> [Direction] Copy out the entries exactly, from the first line to the last.

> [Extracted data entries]
..........

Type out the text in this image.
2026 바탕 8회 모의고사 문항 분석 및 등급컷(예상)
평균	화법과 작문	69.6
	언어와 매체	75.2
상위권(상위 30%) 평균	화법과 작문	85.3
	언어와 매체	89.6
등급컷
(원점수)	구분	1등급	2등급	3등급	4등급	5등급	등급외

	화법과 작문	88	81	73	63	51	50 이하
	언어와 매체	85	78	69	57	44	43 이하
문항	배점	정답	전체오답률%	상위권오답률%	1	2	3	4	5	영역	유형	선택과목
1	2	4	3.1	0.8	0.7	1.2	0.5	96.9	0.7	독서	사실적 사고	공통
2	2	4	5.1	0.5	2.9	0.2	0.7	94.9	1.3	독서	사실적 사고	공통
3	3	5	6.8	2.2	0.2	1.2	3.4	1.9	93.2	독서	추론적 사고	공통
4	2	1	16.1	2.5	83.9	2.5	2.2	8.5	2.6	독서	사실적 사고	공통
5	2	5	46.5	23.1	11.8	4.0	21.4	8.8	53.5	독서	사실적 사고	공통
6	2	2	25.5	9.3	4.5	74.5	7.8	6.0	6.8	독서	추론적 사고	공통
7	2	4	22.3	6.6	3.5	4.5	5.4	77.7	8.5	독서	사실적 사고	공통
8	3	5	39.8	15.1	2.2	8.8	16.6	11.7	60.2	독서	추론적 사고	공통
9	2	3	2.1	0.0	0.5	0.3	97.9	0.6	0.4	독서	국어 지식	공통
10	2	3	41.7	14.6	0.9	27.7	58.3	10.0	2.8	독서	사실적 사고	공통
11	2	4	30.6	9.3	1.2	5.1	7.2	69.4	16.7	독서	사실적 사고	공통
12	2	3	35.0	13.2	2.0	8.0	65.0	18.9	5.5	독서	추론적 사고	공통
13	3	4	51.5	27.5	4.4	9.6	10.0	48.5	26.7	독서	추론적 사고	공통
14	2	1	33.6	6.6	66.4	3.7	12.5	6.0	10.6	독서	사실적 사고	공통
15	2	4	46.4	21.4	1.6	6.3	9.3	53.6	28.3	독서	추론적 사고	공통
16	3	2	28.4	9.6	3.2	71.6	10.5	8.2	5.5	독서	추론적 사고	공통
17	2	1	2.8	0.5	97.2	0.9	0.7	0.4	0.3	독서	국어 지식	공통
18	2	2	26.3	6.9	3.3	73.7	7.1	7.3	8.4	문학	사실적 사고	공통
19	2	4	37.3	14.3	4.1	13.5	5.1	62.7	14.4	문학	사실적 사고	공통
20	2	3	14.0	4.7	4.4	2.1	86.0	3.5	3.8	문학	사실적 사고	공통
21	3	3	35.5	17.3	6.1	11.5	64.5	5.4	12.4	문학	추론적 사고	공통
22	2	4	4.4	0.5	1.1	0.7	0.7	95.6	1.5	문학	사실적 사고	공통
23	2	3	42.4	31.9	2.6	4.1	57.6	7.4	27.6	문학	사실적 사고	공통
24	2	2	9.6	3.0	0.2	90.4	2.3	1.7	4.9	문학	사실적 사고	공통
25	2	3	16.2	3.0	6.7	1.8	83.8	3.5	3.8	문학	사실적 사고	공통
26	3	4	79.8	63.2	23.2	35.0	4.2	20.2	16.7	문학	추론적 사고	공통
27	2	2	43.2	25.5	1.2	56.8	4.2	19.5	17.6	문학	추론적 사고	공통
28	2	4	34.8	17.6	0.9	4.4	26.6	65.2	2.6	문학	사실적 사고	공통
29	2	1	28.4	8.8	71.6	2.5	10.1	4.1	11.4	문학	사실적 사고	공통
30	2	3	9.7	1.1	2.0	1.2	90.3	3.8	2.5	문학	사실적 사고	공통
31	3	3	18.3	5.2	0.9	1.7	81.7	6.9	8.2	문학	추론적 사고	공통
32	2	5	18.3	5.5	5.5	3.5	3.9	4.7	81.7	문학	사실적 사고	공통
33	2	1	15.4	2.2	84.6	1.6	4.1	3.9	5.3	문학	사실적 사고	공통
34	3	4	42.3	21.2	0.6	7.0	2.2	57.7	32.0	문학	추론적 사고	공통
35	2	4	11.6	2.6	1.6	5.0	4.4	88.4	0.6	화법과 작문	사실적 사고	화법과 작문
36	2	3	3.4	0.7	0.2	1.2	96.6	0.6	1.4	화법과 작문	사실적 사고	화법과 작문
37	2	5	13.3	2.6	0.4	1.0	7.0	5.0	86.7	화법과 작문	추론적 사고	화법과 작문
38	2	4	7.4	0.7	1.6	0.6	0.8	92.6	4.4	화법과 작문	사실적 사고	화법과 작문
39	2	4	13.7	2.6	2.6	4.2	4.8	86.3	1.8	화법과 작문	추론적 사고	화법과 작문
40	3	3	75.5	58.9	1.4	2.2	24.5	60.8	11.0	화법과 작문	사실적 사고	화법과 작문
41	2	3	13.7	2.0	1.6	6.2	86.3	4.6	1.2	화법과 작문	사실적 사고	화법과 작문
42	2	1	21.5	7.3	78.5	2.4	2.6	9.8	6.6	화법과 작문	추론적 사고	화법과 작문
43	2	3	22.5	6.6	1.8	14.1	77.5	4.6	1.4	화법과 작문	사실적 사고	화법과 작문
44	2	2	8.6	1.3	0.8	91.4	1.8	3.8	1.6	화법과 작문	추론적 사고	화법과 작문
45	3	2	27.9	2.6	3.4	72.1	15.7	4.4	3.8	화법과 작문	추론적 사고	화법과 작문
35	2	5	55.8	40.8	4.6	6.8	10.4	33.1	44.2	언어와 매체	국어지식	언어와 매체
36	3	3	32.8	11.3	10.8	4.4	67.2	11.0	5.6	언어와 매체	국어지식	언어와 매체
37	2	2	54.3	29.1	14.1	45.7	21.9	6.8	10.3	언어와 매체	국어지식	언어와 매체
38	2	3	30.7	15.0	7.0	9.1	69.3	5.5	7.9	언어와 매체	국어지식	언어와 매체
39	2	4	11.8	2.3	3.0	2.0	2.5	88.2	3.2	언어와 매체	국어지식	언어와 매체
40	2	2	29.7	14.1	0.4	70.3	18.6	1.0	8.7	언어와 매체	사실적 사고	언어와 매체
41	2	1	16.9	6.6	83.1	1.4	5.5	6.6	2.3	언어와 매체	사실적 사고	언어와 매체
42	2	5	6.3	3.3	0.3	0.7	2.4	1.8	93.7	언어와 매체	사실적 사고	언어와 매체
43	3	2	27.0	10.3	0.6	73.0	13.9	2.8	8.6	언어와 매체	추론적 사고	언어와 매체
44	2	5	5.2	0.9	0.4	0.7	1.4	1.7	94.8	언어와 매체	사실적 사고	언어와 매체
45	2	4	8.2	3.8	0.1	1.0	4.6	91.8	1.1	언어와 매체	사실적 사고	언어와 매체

..........

> [Solution]
Type out the text in this image.
2026 바탕 8회 모의고사 문항 분석 및 등급컷(예상)
평균	화법과 작문	69.6
	언어와 매체	75.2
상위권(상위 30%) 평균	화법과 작문	85.3
	언어와 매체	89.6
등급컷
(원점수)	구분	1등급	2등급	3등급	4등급	5등급	등급외

	화법과 작문	88	81	73	63	51	50 이하
	언어와 매체	85	78	69	57	44	43 이하
문항	배점	정답	전체오답률%	상위권오답률%	1	2	3	4	5	영역	유형	선택과목
1	2	4	3.1	0.8	0.7	1.2	0.5	96.9	0.7	독서	사실적 사고	공통
2	2	4	5.1	0.5	2.9	0.2	0.7	94.9	1.3	독서	사실적 사고	공통
3	3	5	6.8	2.2	0.2	1.2	3.4	1.9	93.2	독서	추론적 사고	공통
4	2	1	16.1	2.5	83.9	2.5	2.2	8.5	2.6	독서	사실적 사고	공통
5	2	5	46.5	23.1	11.8	4.0	21.4	8.8	53.5	독서	사실적 사고	공통
6	2	2	25.5	9.3	4.5	74.5	7.8	6.0	6.8	독서	추론적 사고	공통
7	2	4	22.3	6.6	3.5	4.5	5.4	77.7	8.5	독서	사실적 사고	공통
8	3	5	39.8	15.1	2.2	8.8	16.6	11.7	60.2	독서	추론적 사고	공통
9	2	3	2.1	0.0	0.5	0.3	97.9	0.6	0.4	독서	국어 지식	공통
10	2	3	41.7	14.6	0.9	27.7	58.3	10.0	2.8	독서	사실적 사고	공통
11	2	4	30.6	9.3	1.2	5.1	7.2	69.4	16.7	독서	사실적 사고	공통
12	2	3	35.0	13.2	2.0	8.0	65.0	18.9	5.5	독서	추론적 사고	공통
13	3	4	51.5	27.5	4.4	9.6	10.0	48.5	26.7	독서	추론적 사고	공통
14	2	1	33.6	6.6	66.4	3.7	12.5	6.0	10.6	독서	사실적 사고	공통
15	2	4	46.4	21.4	1.6	6.3	9.3	53.6	28.3	독서	추론적 사고	공통
16	3	2	28.4	9.6	3.2	71.6	10.5	8.2	5.5	독서	추론적 사고	공통
17	2	1	2.8	0.5	97.2	0.9	0.7	0.4	0.3	독서	국어 지식	공통
18	2	2	26.3	6.9	3.3	73.7	7.1	7.3	8.4	문학	사실적 사고	공통
19	2	4	37.3	14.3	4.1	13.5	5.1	62.7	14.4	문학	사실적 사고	공통
20	2	3	14.0	4.7	4.4	2.1	86.0	3.5	3.8	문학	사실적 사고	공통
21	3	3	35.5	17.3	6.1	11.5	64.5	5.4	12.4	문학	추론적 사고	공통
22	2	4	4.4	0.5	1.1	0.7	0.7	95.6	1.5	문학	사실적 사고	공통
23	2	3	42.4	31.9	2.6	4.1	57.6	7.4	27.6	문학	사실적 사고	공통
24	2	2	9.6	3.0	0.2	90.4	2.3	1.7	4.9	문학	사실적 사고	공통
25	2	3	16.2	3.0	6.7	1.8	83.8	3.5	3.8	문학	사실적 사고	공통
26	3	4	79.8	63.2	23.2	35.0	4.2	20.2	16.7	문학	추론적 사고	공통
27	2	2	43.2	25.5	1.2	56.8	4.2	19.5	17.6	문학	추론적 사고	공통
28	2	4	34.8	17.6	0.9	4.4	26.6	65.2	2.6	문학	사실적 사고	공통
29	2	1	28.4	8.8	71.6	2.5	10.1	4.1	11.4	문학	사실적 사고	공통
30	2	3	9.7	1.1	2.0	1.2	90.3	3.8	2.5	문학	사실적 사고	공통
31	3	3	18.3	5.2	0.9	1.7	81.7	6.9	8.2	문학	추론적 사고	공통
32	2	5	18.3	5.5	5.5	3.5	3.9	4.7	81.7	문학	사실적 사고	공통
33	2	1	15.4	2.2	84.6	1.6	4.1	3.9	5.3	문학	사실적 사고	공통
34	3	4	42.3	21.2	0.6	7.0	2.2	57.7	32.0	문학	추론적 사고	공통
35	2	4	11.6	2.6	1.6	5.0	4.4	88.4	0.6	화법과 작문	사실적 사고	화법과 작문
36	2	3	3.4	0.7	0.2	1.2	96.6	0.6	1.4	화법과 작문	사실적 사고	화법과 작문
37	2	5	13.3	2.6	0.4	1.0	7.0	5.0	86.7	화법과 작문	추론적 사고	화법과 작문
38	2	4	7.4	0.7	1.6	0.6	0.8	92.6	4.4	화법과 작문	사실적 사고	화법과 작문
39	2	4	13.7	2.6	2.6	4.2	4.8	86.3	1.8	화법과 작문	추론적 사고	화법과 작문
40	3	3	75.5	58.9	1.4	2.2	24.5	60.8	11.0	화법과 작문	사실적 사고	화법과 작문
41	2	3	13.7	2.0	1.6	6.2	86.3	4.6	1.2	화법과 작문	사실적 사고	화법과 작문
42	2	1	21.5	7.3	78.5	2.4	2.6	9.8	6.6	화법과 작문	추론적 사고	화법과 작문
43	2	3	22.5	6.6	1.8	14.1	77.5	4.6	1.4	화법과 작문	사실적 사고	화법과 작문
44	2	2	8.6	1.3	0.8	91.4	1.8	3.8	1.6	화법과 작문	추론적 사고	화법과 작문
45	3	2	27.9	2.6	3.4	72.1	15.7	4.4	3.8	화법과 작문	추론적 사고	화법과 작문
35	2	5	55.8	40.8	4.6	6.8	10.4	33.1	44.2	언어와 매체	국어지식	언어와 매체
36	3	3	32.8	11.3	10.8	4.4	67.2	11.0	5.6	언어와 매체	국어지식	언어와 매체
37	2	2	54.3	29.1	14.1	45.7	21.9	6.8	10.3	언어와 매체	국어지식	언어와 매체
38	2	3	30.7	15.0	7.0	9.1	69.3	5.5	7.9	언어와 매체	국어지식	언어와 매체
39	2	4	11.8	2.3	3.0	2.0	2.5	88.2	3.2	언어와 매체	국어지식	언어와 매체
40	2	2	29.7	14.1	0.4	70.3	18.6	1.0	8.7	언어와 매체	사실적 사고	언어와 매체
41	2	1	16.9	6.6	83.1	1.4	5.5	6.6	2.3	언어와 매체	사실적 사고	언어와 매체
42	2	5	6.3	3.3	0.3	0.7	2.4	1.8	93.7	언어와 매체	사실적 사고	언어와 매체
43	3	2	27.0	10.3	0.6	73.0	13.9	2.8	8.6	언어와 매체	추론적 사고	언어와 매체
44	2	5	5.2	0.9	0.4	0.7	1.4	1.7	94.8	언어와 매체	사실적 사고	언어와 매체
45	2	4	8.2	3.8	0.1	1.0	4.6	91.8	1.1	언어와 매체	사실적 사고	언어와 매체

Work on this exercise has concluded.